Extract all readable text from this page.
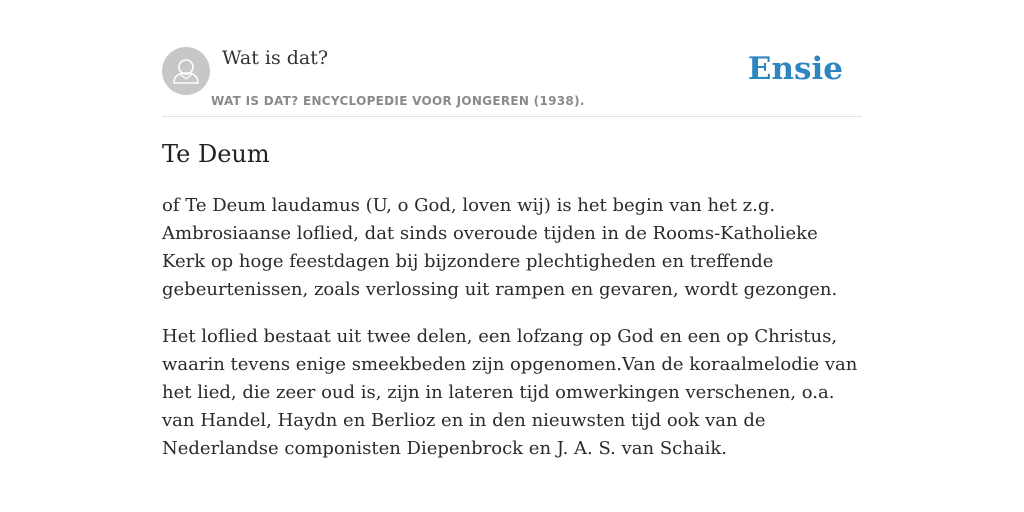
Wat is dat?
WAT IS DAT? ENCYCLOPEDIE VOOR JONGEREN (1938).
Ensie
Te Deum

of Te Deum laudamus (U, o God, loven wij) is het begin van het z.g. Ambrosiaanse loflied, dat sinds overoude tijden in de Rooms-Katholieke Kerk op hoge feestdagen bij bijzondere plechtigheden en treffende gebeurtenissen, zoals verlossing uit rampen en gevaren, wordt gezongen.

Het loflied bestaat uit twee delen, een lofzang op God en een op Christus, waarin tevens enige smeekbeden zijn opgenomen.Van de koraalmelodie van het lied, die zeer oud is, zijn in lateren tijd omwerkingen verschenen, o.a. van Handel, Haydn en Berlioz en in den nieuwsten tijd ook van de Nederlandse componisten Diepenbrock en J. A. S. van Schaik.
=-=-=
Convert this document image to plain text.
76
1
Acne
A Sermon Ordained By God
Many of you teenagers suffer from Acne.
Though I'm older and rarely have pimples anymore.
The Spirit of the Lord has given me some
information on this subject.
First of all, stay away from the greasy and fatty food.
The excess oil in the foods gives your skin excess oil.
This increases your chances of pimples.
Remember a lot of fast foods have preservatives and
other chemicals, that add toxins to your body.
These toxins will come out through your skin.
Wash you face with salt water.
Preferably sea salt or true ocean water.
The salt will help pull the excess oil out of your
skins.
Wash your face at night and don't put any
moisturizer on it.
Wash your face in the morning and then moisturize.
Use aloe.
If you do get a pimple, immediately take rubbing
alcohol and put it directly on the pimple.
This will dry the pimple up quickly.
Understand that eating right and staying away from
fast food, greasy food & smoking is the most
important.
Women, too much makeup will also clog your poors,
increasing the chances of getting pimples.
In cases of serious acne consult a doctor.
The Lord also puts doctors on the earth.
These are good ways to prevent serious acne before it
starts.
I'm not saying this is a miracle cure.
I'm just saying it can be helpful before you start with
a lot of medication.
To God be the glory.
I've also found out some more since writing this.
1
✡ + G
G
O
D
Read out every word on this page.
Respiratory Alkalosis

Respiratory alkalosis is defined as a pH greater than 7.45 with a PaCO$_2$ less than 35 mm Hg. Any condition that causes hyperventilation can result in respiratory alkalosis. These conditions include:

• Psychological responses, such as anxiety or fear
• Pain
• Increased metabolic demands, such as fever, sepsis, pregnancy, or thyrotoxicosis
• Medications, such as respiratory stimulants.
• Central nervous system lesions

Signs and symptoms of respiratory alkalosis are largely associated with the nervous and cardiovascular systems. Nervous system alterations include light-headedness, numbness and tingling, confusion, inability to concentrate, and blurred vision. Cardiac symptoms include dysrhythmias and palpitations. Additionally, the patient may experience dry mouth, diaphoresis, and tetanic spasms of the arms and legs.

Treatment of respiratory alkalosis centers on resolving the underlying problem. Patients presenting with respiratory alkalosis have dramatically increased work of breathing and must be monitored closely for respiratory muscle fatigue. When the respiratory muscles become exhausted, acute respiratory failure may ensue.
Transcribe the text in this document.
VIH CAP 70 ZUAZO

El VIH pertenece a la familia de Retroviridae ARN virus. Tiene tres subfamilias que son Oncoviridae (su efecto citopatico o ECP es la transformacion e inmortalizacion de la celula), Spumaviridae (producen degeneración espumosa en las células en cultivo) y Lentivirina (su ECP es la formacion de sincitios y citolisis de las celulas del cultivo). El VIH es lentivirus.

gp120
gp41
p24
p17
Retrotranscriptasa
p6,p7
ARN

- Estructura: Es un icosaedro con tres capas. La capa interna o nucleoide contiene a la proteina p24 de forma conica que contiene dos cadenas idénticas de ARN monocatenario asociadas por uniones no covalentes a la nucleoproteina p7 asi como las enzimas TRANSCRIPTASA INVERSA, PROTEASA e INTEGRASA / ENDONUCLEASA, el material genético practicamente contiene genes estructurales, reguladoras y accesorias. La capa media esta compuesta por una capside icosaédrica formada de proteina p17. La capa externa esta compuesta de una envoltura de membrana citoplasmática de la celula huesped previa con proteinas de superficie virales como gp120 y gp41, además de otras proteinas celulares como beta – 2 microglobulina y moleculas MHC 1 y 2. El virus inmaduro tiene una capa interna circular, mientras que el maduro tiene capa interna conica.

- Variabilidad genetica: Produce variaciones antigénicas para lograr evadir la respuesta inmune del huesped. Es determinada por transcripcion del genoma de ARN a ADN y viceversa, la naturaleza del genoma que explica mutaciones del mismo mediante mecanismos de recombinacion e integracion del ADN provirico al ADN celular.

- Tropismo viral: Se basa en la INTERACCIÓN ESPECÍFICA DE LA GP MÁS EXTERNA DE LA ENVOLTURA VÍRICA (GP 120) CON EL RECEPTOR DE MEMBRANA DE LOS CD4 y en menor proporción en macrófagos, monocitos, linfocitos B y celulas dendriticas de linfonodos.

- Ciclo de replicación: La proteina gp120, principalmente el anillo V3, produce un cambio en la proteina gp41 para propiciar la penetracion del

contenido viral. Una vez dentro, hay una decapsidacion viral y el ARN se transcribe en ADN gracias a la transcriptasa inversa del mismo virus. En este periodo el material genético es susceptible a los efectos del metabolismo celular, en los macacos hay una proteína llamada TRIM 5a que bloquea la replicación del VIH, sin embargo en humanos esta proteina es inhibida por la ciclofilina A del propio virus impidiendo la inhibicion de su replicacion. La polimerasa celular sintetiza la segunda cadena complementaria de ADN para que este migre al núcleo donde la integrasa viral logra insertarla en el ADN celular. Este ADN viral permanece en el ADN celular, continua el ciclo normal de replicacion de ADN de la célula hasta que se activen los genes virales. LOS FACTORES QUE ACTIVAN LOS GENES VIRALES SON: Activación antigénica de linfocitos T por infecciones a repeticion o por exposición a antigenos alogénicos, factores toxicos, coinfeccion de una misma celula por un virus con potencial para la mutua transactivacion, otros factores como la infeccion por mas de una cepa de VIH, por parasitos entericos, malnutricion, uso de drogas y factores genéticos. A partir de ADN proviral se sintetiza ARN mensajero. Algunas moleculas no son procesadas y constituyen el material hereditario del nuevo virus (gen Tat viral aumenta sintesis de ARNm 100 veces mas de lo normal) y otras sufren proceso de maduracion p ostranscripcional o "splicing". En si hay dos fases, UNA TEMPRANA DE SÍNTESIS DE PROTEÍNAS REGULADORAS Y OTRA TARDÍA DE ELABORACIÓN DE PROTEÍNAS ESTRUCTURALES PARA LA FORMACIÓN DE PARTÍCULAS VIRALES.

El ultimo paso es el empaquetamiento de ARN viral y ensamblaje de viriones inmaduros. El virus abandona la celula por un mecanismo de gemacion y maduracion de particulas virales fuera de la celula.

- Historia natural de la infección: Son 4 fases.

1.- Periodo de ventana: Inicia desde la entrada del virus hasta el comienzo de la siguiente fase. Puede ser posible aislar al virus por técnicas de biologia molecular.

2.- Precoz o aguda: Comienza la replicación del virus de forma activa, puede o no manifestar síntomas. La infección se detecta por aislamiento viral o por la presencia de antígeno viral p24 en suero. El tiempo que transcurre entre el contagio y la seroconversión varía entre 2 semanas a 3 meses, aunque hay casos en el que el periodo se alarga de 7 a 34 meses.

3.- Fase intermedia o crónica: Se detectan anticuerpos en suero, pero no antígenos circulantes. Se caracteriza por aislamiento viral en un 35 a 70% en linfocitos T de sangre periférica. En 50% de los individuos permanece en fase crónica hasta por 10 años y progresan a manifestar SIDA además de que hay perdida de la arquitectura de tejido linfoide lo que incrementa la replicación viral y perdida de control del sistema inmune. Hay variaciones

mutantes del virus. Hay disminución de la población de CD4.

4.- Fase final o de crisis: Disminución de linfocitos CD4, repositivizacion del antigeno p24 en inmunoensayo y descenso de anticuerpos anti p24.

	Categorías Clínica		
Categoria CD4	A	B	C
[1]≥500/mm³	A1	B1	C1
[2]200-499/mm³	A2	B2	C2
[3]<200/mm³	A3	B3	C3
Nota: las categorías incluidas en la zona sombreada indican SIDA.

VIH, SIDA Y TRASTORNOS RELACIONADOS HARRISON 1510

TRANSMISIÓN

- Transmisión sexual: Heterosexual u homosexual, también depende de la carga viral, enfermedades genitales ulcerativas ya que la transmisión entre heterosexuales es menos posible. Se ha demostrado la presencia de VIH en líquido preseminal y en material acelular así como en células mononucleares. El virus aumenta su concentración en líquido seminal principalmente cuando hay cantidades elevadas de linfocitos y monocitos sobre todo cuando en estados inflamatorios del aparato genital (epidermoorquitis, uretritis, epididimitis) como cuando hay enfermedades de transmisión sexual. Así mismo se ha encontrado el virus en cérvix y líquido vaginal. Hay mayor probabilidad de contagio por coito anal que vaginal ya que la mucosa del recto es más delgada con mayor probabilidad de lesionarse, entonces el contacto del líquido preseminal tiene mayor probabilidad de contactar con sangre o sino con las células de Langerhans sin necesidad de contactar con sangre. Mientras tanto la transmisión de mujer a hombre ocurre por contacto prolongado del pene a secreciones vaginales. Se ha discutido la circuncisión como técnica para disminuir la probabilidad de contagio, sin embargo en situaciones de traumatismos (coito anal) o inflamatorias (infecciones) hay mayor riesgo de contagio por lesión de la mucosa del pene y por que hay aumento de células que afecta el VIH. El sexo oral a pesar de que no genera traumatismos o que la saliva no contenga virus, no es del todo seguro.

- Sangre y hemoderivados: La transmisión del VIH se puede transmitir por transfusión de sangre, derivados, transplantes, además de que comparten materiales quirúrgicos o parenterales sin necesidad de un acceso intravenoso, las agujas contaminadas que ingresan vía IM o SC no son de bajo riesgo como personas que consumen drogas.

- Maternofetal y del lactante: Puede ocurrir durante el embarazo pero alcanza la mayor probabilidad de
=-=-=
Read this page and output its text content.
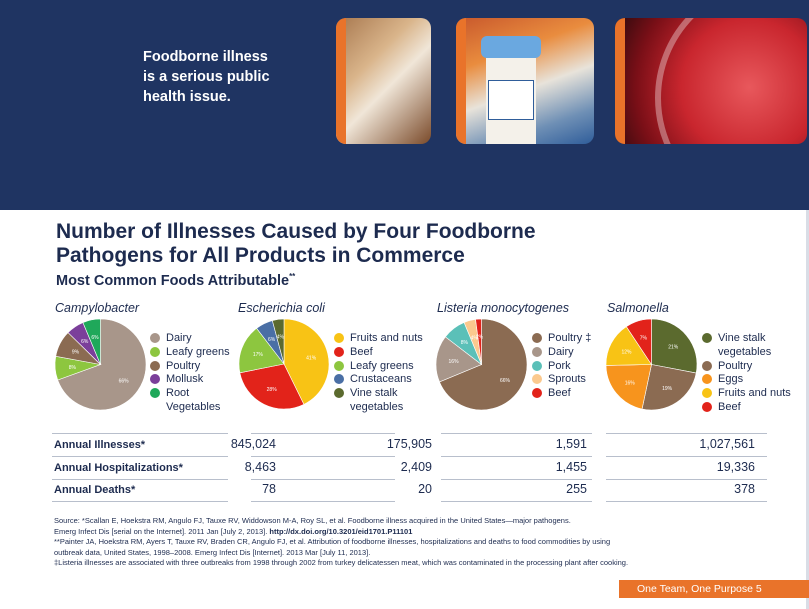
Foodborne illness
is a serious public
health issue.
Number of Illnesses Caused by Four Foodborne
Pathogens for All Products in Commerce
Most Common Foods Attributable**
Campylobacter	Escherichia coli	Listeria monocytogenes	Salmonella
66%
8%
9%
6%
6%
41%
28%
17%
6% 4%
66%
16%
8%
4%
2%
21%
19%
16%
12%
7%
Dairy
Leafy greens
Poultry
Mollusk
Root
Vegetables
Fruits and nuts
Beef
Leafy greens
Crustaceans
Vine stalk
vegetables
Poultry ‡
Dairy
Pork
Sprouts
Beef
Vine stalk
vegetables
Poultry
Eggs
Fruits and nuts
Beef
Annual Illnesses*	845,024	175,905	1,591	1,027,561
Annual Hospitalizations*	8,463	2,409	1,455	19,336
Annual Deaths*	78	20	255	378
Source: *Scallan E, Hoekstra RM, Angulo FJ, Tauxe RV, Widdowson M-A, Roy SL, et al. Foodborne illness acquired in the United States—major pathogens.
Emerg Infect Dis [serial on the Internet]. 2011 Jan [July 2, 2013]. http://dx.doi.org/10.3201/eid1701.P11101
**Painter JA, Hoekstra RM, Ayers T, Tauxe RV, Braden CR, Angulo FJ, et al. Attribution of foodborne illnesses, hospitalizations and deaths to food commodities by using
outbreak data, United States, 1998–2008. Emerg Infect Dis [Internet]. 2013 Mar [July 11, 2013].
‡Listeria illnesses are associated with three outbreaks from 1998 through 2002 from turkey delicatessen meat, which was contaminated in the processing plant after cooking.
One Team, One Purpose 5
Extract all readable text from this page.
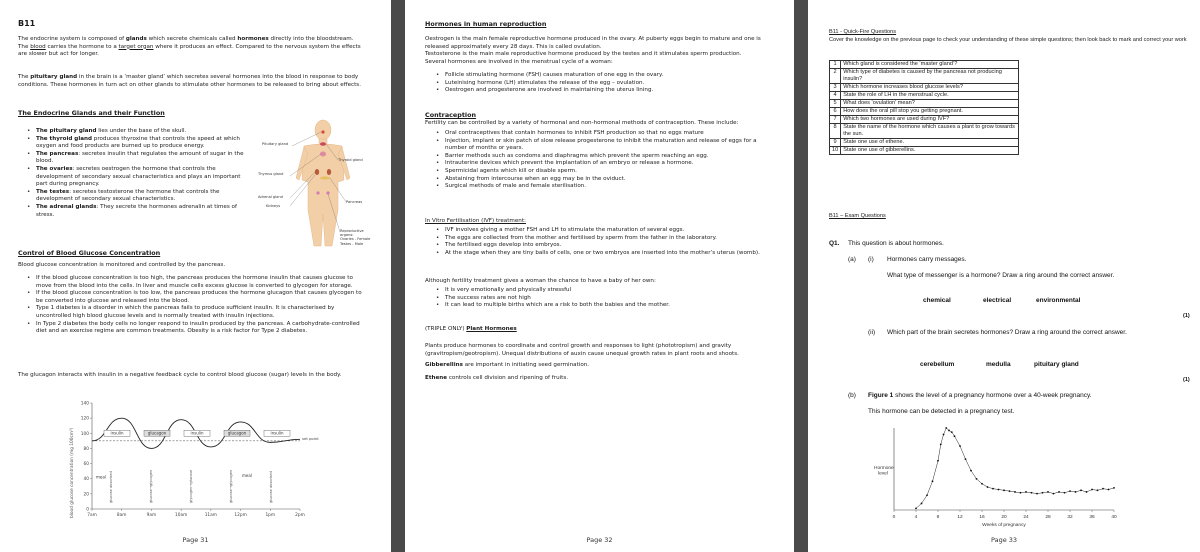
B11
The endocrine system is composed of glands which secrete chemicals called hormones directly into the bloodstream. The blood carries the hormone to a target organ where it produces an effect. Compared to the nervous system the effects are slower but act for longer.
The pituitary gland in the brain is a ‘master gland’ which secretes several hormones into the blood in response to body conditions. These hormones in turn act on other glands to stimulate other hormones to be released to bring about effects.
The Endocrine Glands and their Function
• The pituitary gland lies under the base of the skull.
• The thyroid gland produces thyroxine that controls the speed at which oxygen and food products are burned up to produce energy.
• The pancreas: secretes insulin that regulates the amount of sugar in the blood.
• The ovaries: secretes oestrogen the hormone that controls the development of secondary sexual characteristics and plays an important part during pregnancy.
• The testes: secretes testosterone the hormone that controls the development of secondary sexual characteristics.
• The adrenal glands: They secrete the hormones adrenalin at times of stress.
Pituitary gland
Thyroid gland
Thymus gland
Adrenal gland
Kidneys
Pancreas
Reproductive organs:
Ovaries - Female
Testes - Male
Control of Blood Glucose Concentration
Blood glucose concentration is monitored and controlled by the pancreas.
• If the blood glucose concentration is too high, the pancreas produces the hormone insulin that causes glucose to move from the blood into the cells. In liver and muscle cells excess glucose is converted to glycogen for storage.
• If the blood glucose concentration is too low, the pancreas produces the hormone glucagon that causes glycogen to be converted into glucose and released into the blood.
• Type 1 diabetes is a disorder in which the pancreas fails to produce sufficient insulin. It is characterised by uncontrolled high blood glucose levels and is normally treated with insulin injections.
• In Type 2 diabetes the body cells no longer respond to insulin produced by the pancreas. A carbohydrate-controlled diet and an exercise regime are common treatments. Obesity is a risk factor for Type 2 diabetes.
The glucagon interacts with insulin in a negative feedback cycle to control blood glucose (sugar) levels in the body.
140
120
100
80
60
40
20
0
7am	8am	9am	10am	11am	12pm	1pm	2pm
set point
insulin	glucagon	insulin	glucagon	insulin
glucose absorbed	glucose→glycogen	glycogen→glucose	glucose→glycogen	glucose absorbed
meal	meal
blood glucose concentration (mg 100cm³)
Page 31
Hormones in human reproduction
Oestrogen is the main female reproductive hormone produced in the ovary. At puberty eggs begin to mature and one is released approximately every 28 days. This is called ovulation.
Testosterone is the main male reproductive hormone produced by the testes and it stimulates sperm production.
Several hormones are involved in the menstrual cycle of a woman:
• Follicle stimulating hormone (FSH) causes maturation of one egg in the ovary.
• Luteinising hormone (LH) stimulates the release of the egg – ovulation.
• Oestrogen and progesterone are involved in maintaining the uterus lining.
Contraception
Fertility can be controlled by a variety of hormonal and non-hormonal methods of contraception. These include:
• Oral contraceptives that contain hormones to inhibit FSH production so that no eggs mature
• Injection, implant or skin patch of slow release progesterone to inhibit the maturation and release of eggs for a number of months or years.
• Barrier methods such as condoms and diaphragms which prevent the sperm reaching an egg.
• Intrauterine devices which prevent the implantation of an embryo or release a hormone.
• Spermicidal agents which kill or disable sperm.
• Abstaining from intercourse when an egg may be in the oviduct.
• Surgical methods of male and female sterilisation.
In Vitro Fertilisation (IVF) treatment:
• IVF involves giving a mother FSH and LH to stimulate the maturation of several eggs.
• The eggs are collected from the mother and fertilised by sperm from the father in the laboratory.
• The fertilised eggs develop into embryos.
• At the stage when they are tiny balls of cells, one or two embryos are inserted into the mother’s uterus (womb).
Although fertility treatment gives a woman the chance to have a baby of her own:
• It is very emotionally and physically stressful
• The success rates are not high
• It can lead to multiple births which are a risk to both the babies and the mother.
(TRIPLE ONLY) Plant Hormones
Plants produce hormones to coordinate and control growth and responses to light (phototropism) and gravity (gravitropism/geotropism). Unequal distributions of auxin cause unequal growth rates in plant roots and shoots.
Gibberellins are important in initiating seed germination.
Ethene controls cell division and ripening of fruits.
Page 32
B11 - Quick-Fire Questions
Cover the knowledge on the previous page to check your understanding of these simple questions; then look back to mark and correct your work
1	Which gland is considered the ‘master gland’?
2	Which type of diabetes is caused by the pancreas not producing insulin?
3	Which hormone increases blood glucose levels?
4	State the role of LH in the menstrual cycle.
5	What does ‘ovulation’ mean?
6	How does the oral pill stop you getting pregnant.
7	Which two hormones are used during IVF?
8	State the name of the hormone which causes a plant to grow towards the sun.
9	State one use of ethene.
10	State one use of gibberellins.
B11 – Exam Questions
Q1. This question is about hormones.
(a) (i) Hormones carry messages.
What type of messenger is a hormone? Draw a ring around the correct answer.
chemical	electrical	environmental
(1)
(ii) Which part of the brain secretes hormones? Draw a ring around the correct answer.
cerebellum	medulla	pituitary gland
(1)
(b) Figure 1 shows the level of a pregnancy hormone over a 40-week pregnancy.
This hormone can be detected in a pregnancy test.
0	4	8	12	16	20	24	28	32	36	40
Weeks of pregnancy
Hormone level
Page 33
=-=-=
=== PROBLEM ===
In the listing, count the lines that contain the word "face", then give the number and nothing more.

=== ANSWER ===
3